• Dataset items
---+---
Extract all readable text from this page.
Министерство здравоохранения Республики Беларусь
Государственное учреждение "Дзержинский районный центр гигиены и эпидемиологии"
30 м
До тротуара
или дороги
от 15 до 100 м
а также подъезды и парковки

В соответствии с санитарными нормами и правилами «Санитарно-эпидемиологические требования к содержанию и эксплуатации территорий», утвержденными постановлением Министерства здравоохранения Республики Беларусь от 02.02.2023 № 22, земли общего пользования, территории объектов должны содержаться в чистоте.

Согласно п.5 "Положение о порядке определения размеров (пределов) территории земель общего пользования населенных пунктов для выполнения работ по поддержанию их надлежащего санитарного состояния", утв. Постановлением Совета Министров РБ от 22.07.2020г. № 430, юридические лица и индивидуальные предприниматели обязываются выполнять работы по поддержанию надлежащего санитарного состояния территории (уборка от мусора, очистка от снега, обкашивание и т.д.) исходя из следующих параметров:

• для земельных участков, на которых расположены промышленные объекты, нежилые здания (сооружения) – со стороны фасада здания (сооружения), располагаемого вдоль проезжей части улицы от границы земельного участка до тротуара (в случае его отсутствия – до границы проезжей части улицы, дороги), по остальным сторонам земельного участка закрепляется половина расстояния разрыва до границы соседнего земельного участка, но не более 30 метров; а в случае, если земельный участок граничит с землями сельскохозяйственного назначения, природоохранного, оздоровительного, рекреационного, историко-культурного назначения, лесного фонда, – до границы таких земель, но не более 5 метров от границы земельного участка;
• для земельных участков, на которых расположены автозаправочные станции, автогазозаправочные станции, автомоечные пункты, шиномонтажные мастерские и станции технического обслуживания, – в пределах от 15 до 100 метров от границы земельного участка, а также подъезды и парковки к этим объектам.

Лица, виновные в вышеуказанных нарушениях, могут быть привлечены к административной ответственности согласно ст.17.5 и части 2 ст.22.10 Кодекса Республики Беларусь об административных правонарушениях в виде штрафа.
---+---
Your task is to transcribe the listing above in full, exactly as given.

• THE ANSWER
Extract all readable text from this page.
Министерство здравоохранения Республики Беларусь
Государственное учреждение "Дзержинский районный центр гигиены и эпидемиологии"
30 м
До тротуара
или дороги
от 15 до 100 м
а также подъезды и парковки

В соответствии с санитарными нормами и правилами «Санитарно-эпидемиологические требования к содержанию и эксплуатации территорий», утвержденными постановлением Министерства здравоохранения Республики Беларусь от 02.02.2023 № 22, земли общего пользования, территории объектов должны содержаться в чистоте.

Согласно п.5 "Положение о порядке определения размеров (пределов) территории земель общего пользования населенных пунктов для выполнения работ по поддержанию их надлежащего санитарного состояния", утв. Постановлением Совета Министров РБ от 22.07.2020г. № 430, юридические лица и индивидуальные предприниматели обязываются выполнять работы по поддержанию надлежащего санитарного состояния территории (уборка от мусора, очистка от снега, обкашивание и т.д.) исходя из следующих параметров:

• для земельных участков, на которых расположены промышленные объекты, нежилые здания (сооружения) – со стороны фасада здания (сооружения), располагаемого вдоль проезжей части улицы от границы земельного участка до тротуара (в случае его отсутствия – до границы проезжей части улицы, дороги), по остальным сторонам земельного участка закрепляется половина расстояния разрыва до границы соседнего земельного участка, но не более 30 метров; а в случае, если земельный участок граничит с землями сельскохозяйственного назначения, природоохранного, оздоровительного, рекреационного, историко-культурного назначения, лесного фонда, – до границы таких земель, но не более 5 метров от границы земельного участка;
• для земельных участков, на которых расположены автозаправочные станции, автогазозаправочные станции, автомоечные пункты, шиномонтажные мастерские и станции технического обслуживания, – в пределах от 15 до 100 метров от границы земельного участка, а также подъезды и парковки к этим объектам.

Лица, виновные в вышеуказанных нарушениях, могут быть привлечены к административной ответственности согласно ст.17.5 и части 2 ст.22.10 Кодекса Республики Беларусь об административных правонарушениях в виде штрафа.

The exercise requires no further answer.